━━━ Data to use
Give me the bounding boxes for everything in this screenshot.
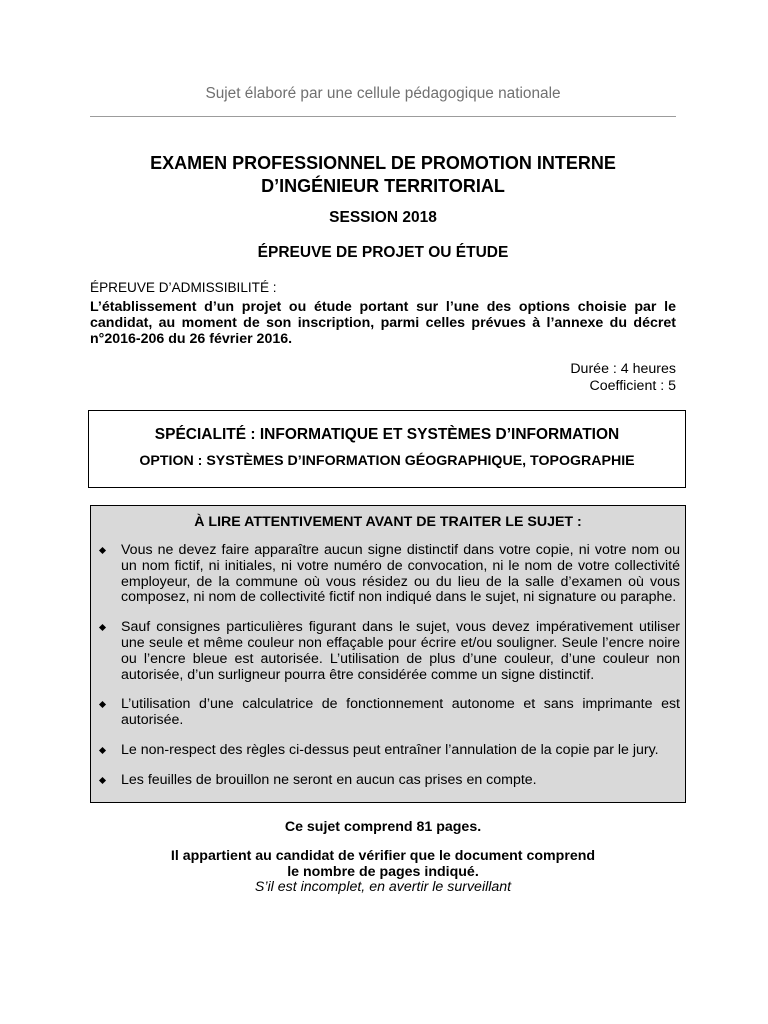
instruction-line: Vous ne devez faire apparaître aucun signe distinctif dans votre copie, ni votre nom ou — [121, 542, 680, 558]
verification-line: Il appartient au candidat de vérifier que le document comprend — [170, 848, 596, 864]
exam-title-line-2: D’INGÉNIEUR TERRITORIAL — [261, 176, 505, 196]
instruction-item — [91, 620, 680, 683]
admissibilite-label: ÉPREUVE D’ADMISSIBILITÉ : — [90, 280, 277, 295]
instruction-item — [91, 543, 680, 606]
verification-line: le nombre de pages indiqué. — [287, 863, 479, 880]
instruction-line: un nom fictif, ni initiales, ni votre numéro de convocation, ni le nom de votre collectivité — [121, 557, 680, 574]
instructions-title: À LIRE ATTENTIVEMENT AVANT DE TRAITER LE SUJET : — [194, 514, 582, 530]
coefficient-text: Coefficient : 5 — [589, 378, 676, 394]
instructions-box — [90, 505, 686, 803]
admissibilite-description — [90, 299, 676, 347]
option-text: OPTION : SYSTÈMES D’INFORMATION GÉOGRAPHIQUE, TOPOGRAPHIE — [139, 453, 635, 469]
exam-title — [90, 152, 676, 198]
instruction-line: Le non-respect des règles ci-dessus peut entraîner l’annulation de la copie par le jury. — [121, 741, 659, 758]
incomplete-warning: S’il est incomplet, en avertir le surveillant — [254, 879, 512, 895]
instruction-line: autorisée. — [121, 712, 184, 729]
instruction-line: Sauf consignes particulières figurant dans le sujet, vous devez impérativement utiliser — [121, 619, 680, 636]
instructions-list — [91, 543, 685, 803]
instruction-line: autorisée, d’un surligneur pourra être considérée comme un signe distinctif. — [121, 666, 595, 683]
instruction-item — [91, 697, 680, 729]
page-count-statement: Ce sujet comprend 81 pages. — [284, 819, 482, 835]
instruction-line: employeur, de la commune où vous résidez ou du lieu de la salle d’examen où vous — [121, 573, 680, 590]
diamond-bullet-icon — [99, 777, 106, 784]
admissibilite-description-line: candidat, au moment de son inscription, parmi celles prévues à l’annexe du décret — [90, 315, 676, 331]
verification-notice — [90, 849, 676, 896]
duration-coefficient — [90, 361, 676, 395]
instruction-line: composez, ni nom de collectivité fictif non indiqué dans le sujet, ni signature ou paraphe. — [121, 589, 677, 606]
duration-text: Durée : 4 heures — [570, 361, 676, 377]
admissibilite-description-line: n°2016-206 du 26 février 2016. — [90, 331, 293, 347]
diamond-bullet-icon — [99, 747, 106, 754]
header-divider — [90, 116, 676, 117]
diamond-bullet-icon — [99, 547, 106, 554]
instruction-item — [91, 743, 680, 759]
exam-title-line-1: EXAMEN PROFESSIONNEL DE PROMOTION INTERNE — [150, 153, 616, 173]
session-label: SESSION 2018 — [329, 209, 437, 226]
epreuve-title: ÉPREUVE DE PROJET OU ÉTUDE — [257, 244, 509, 261]
diamond-bullet-icon — [99, 624, 106, 631]
instruction-line: L’utilisation d’une calculatrice de fonctionnement autonome et sans imprimante est — [121, 696, 680, 713]
admissibilite-description-line: L’établissement d’un projet ou étude portant sur l’une des options choisie par le — [90, 299, 676, 315]
instruction-line: une seule et même couleur non effaçable pour écrire et/ou souligner. Seule l’encre noire — [121, 634, 680, 651]
speciality-text: SPÉCIALITÉ : INFORMATIQUE ET SYSTÈMES D’INFORMATION — [154, 426, 620, 443]
instruction-item — [91, 773, 680, 789]
instruction-line: ou l’encre bleue est autorisée. L’utilisation de plus d’une couleur, d’une couleur non — [121, 650, 680, 667]
speciality-box — [88, 410, 686, 488]
diamond-bullet-icon — [99, 701, 106, 708]
instruction-line: Les feuilles de brouillon ne seront en aucun cas prises en compte. — [121, 771, 537, 788]
header-subtitle: Sujet élaboré par une cellule pédagogique nationale — [205, 85, 561, 102]
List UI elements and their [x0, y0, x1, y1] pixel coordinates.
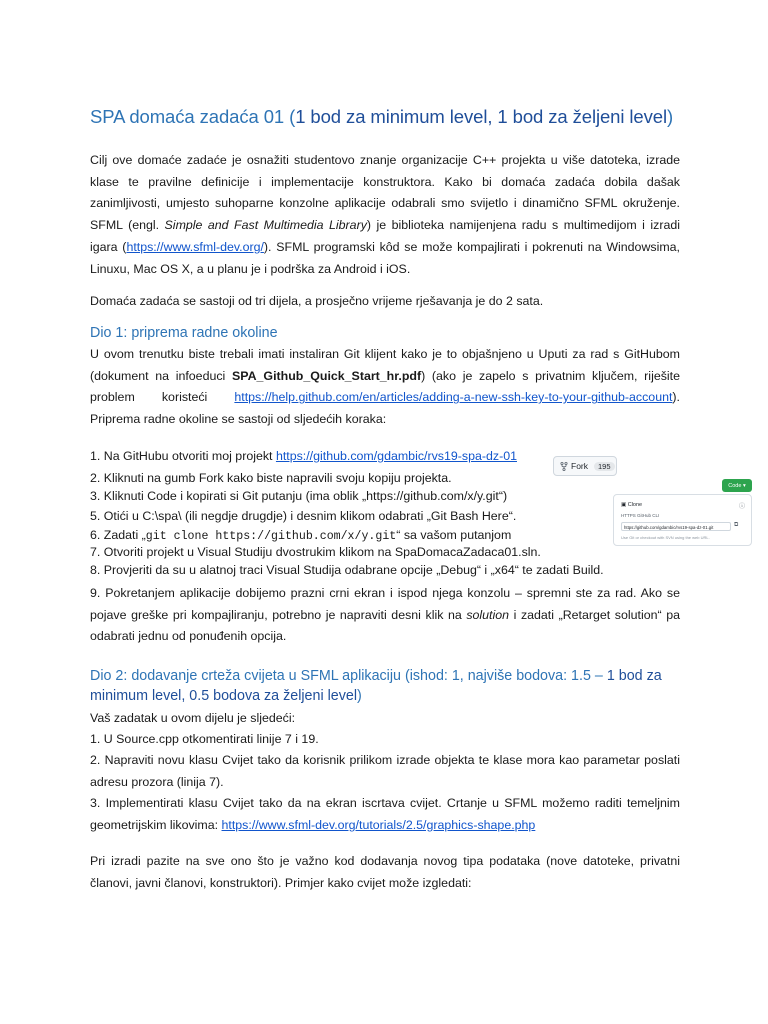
step-7: 7. Otvoriti projekt u Visual Studiju dvostrukim klikom na SpaDomacaZadaca01.sln. — [90, 545, 541, 559]
section2-item-1: 1. U Source.cpp otkomentirati linije 7 i 19. — [90, 732, 319, 746]
section2-heading: Dio 2: dodavanje crteža cvijeta u SFML aplikaciju (ishod: 1, najviše bodova: 1.5 – 1 bod za minimum level, 0.5 bodova za željeni level) — [90, 668, 662, 704]
fork-icon — [560, 462, 568, 471]
section2-points: 1 bod za minimum level, 0.5 bodova za željeni level — [90, 668, 662, 704]
section1-heading: Dio 1: priprema radne okoline — [90, 325, 278, 341]
copy-icon: ⧉ — [734, 522, 739, 528]
sfml-shapes-link[interactable]: https://www.sfml-dev.org/tutorials/2.5/graphics-shape.php — [221, 817, 536, 832]
clone-tabs: HTTPS GitHub CLI — [621, 513, 660, 518]
title-points: 1 bod za minimum level, 1 bod za željeni level — [295, 106, 667, 127]
step-2: 2. Kliknuti na gumb Fork kako biste napravili svoju kopiju projekta. — [90, 471, 452, 485]
clone-title: ▣ Clone — [621, 502, 643, 508]
help-icon: ⓘ — [738, 504, 745, 510]
step-6: 6. Zadati „git clone https://github.com/x/y.git“ sa vašom putanjom — [90, 528, 512, 543]
project-link[interactable]: https://github.com/gdambic/rvs19-spa-dz-01 — [275, 449, 517, 463]
section2-intro: Vaš zadatak u ovom dijelu je sljedeći: — [90, 711, 296, 725]
fork-count: 195 — [594, 462, 615, 471]
step-9: 9. Pokretanjem aplikacije dobijemo prazni crni ekran i ispod njega konzolu – spremni ste za rad. Ako se pojave greške pri kompajliranju, potrebno je napraviti desni klik na solution i zadati „Retarget solution“ pa odabrati jednu od ponuđenih opcija. — [90, 586, 680, 644]
fork-label: Fork — [571, 461, 588, 471]
clone-url: https://github.com/gdambic/rvs19-spa-dz-01.git — [621, 522, 731, 531]
fork-button-screenshot — [553, 456, 617, 476]
git-clone-command: git clone https://github.com/x/y.git — [145, 530, 397, 543]
sfml-link[interactable]: https://www.sfml-dev.org/ — [126, 239, 264, 254]
intro-summary: Domaća zadaća se sastoji od tri dijela, a prosječno vrijeme rješavanja je do 2 sata. — [90, 294, 544, 308]
code-button-screenshot: Code ▾ — [722, 479, 752, 492]
closing-paragraph: Pri izradi pazite na sve ono što je važno kod dodavanja novog tipa podataka (nove datoteke, privatni članovi, javni članovi, konstruktori). Primjer kako cvijet može izgledati: — [90, 854, 680, 890]
step-3: 3. Kliknuti Code i kopirati si Git putanju (ima oblik „https://github.com/x/y.git“) — [90, 489, 508, 503]
clone-panel-screenshot — [613, 494, 752, 546]
intro-paragraph: Cilj ove domaće zadaće je osnažiti studentovo znanje organizacije C++ projekta u više datoteka, izrade klase te pravilne definicije i implementacije konstruktora. Kako bi domaća zadaća dobila dašak zanimljivosti, umjesto suhoparne konzolne aplikacije odabrali smo svijetlo i dinamično SFML okruženje. SFML (engl. Simple and Fast Multimedia Library) je biblioteka namijenjena radu s multimedijom i izradi igara (https://www.sfml-dev.org/). SFML programski kôd se može kompajlirati i pokrenuti na Windowsima, Linuxu, Mac OS X, a u planu je i podrška za Android i iOS. — [90, 153, 680, 276]
section2-item-3: 3. Implementirati klasu Cvijet tako da na ekran iscrtava cvijet. Crtanje u SFML možemo raditi temeljnim geometrijskim likovima: https://www.sfml-dev.org/tutorials/2.5/graphics-shape.php — [90, 796, 680, 832]
ssh-key-link[interactable]: https://help.github.com/en/articles/adding-a-new-ssh-key-to-your-github-account — [234, 390, 673, 405]
document-title: SPA domaća zadaća 01 (1 bod za minimum level, 1 bod za željeni level) — [90, 106, 674, 127]
clone-hint: Use Git or checkout with SVN using the web URL. — [621, 535, 710, 540]
step-8: 8. Provjeriti da su u alatnoj traci Visual Studija odabrane opcije „Debug“ i „x64“ te zadati Build. — [90, 563, 604, 577]
step-5: 5. Otići u C:\spa\ (ili negdje drugdje) i desnim klikom odabrati „Git Bash Here“. — [90, 509, 517, 523]
step-1: 1. Na GitHubu otvoriti moj projekt https://github.com/gdambic/rvs19-spa-dz-01 — [90, 449, 517, 463]
section1-paragraph: U ovom trenutku biste trebali imati instaliran Git klijent kako je to objašnjeno u Uputi za rad s GitHubom (dokument na infoeduci SPA_Github_Quick_Start_hr.pdf) (ako je zapelo s privatnim ključem, riješite problem koristeći https://help.github.com/en/articles/adding-a-new-ssh-key-to-your-github-account). Priprema radne okoline se sastoji od sljedećih koraka: — [90, 347, 680, 427]
section2-item-2: 2. Napraviti novu klasu Cvijet tako da korisnik prilikom izrade objekta te klase mora kao parametar poslati adresu prozora (linija 7). — [90, 753, 680, 789]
━━━━━━
What is asked: Copy the lines from the one containing "step-7: 7. Otvoriti" through the one containing "copy-icon: ⧉ — [734, 522, 739, 528]", including both of those lines, with no changes.

Completed exercise:
step-7: 7. Otvoriti projekt u Visual Studiju dvostrukim klikom na SpaDomacaZadaca01.sln. — [90, 545, 541, 559]
section2-item-1: 1. U Source.cpp otkomentirati linije 7 i 19. — [90, 732, 319, 746]
section2-heading: Dio 2: dodavanje crteža cvijeta u SFML aplikaciju (ishod: 1, najviše bodova: 1.5 – 1 bod za minimum level, 0.5 bodova za željeni level) — [90, 668, 662, 704]
fork-icon — [560, 462, 568, 471]
section2-points: 1 bod za minimum level, 0.5 bodova za željeni level — [90, 668, 662, 704]
section1-heading: Dio 1: priprema radne okoline — [90, 325, 278, 341]
copy-icon: ⧉ — [734, 522, 739, 528]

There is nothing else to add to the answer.